SET EXERCISE
Among the records below, find each line that includes the string "this" and copy it.

DATA SUPPLIED
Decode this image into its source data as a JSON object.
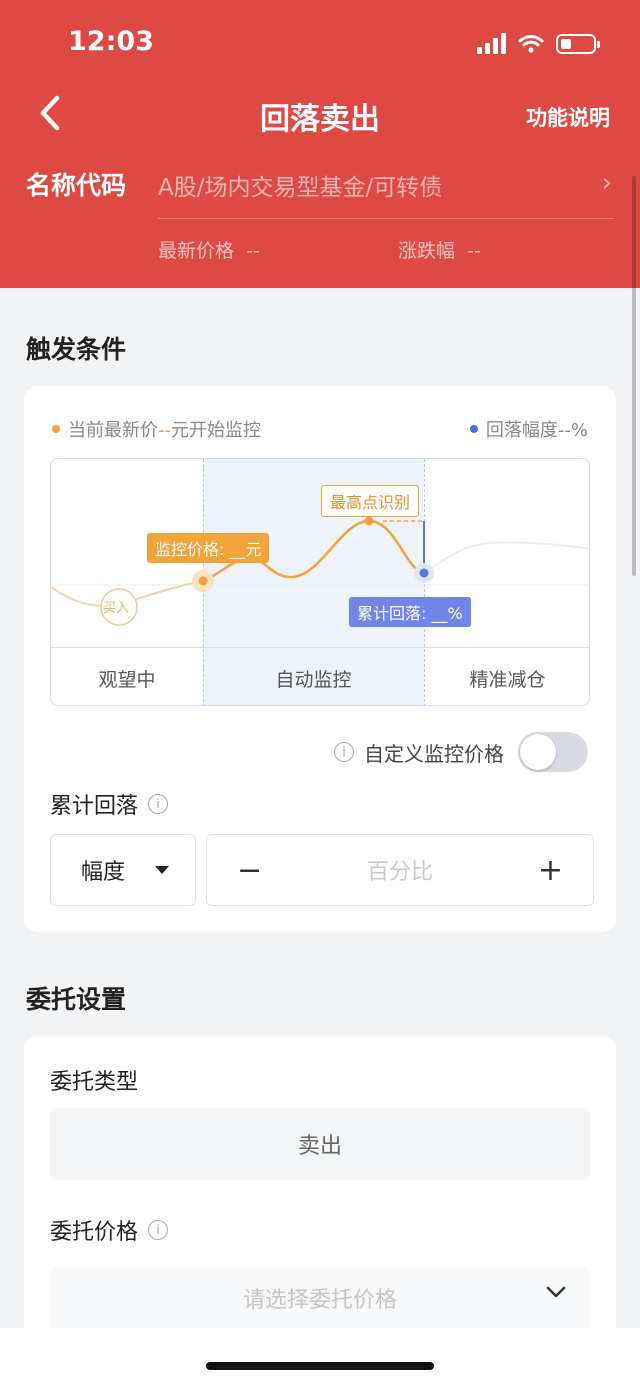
{
  "status_bar": {
    "time": "12:03"
  },
  "nav": {
    "title": "回落卖出",
    "help_link": "功能说明"
  },
  "stock": {
    "name_label": "名称代码",
    "placeholder": "A股/场内交易型基金/可转债",
    "latest_price_label": "最新价格",
    "latest_price_value": "--",
    "change_label": "涨跌幅",
    "change_value": "--"
  },
  "trigger": {
    "section_title": "触发条件",
    "legend_left_prefix": "当前最新价",
    "legend_left_value": "--",
    "legend_left_suffix": "元开始监控",
    "legend_right_prefix": "回落幅度",
    "legend_right_value": "--%",
    "diagram": {
      "tag_buy": "买入",
      "tag_monitor_price": "监控价格: __元",
      "tag_high_point": "最高点识别",
      "tag_cumulative_drop": "累计回落: __%",
      "zone_watch": "观望中",
      "zone_auto": "自动监控",
      "zone_close": "精准减仓"
    },
    "custom_price_label": "自定义监控价格",
    "custom_price_enabled": false,
    "cumulative_label": "累计回落",
    "mode_select": "幅度",
    "stepper_minus": "−",
    "stepper_placeholder": "百分比",
    "stepper_plus": "+"
  },
  "order": {
    "section_title": "委托设置",
    "type_label": "委托类型",
    "type_value": "卖出",
    "price_label": "委托价格",
    "price_placeholder": "请选择委托价格"
  },
  "colors": {
    "header_red": "#de4a43",
    "accent_orange": "#f2a33a",
    "accent_blue": "#6f86e8"
  }
}
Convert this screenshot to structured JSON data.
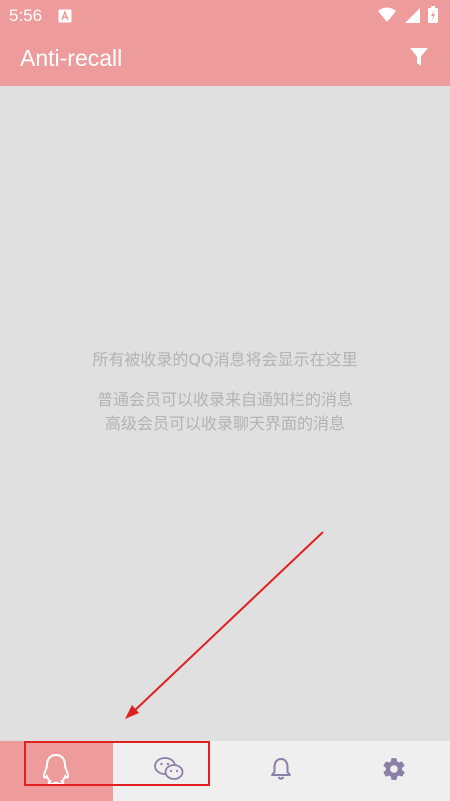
{
  "status_bar": {
    "time": "5:56",
    "icons": [
      "notification-app-icon",
      "wifi-icon",
      "signal-icon",
      "battery-icon"
    ]
  },
  "app_bar": {
    "title": "Anti-recall",
    "filter_icon": "filter-icon"
  },
  "empty_state": {
    "line1": "所有被收录的QQ消息将会显示在这里",
    "line2": "普通会员可以收录来自通知栏的消息",
    "line3": "高级会员可以收录聊天界面的消息"
  },
  "bottom_nav": {
    "items": [
      {
        "icon": "qq-icon",
        "active": true
      },
      {
        "icon": "wechat-icon",
        "active": false
      },
      {
        "icon": "bell-icon",
        "active": false
      },
      {
        "icon": "gear-icon",
        "active": false
      }
    ]
  },
  "colors": {
    "accent": "#ee9b9b",
    "icon_inactive": "#8a7fa8",
    "annotation": "#e02020"
  }
}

OUTPUT
Decode this image into its source data as a JSON object.
Convert this screenshot to structured JSON data.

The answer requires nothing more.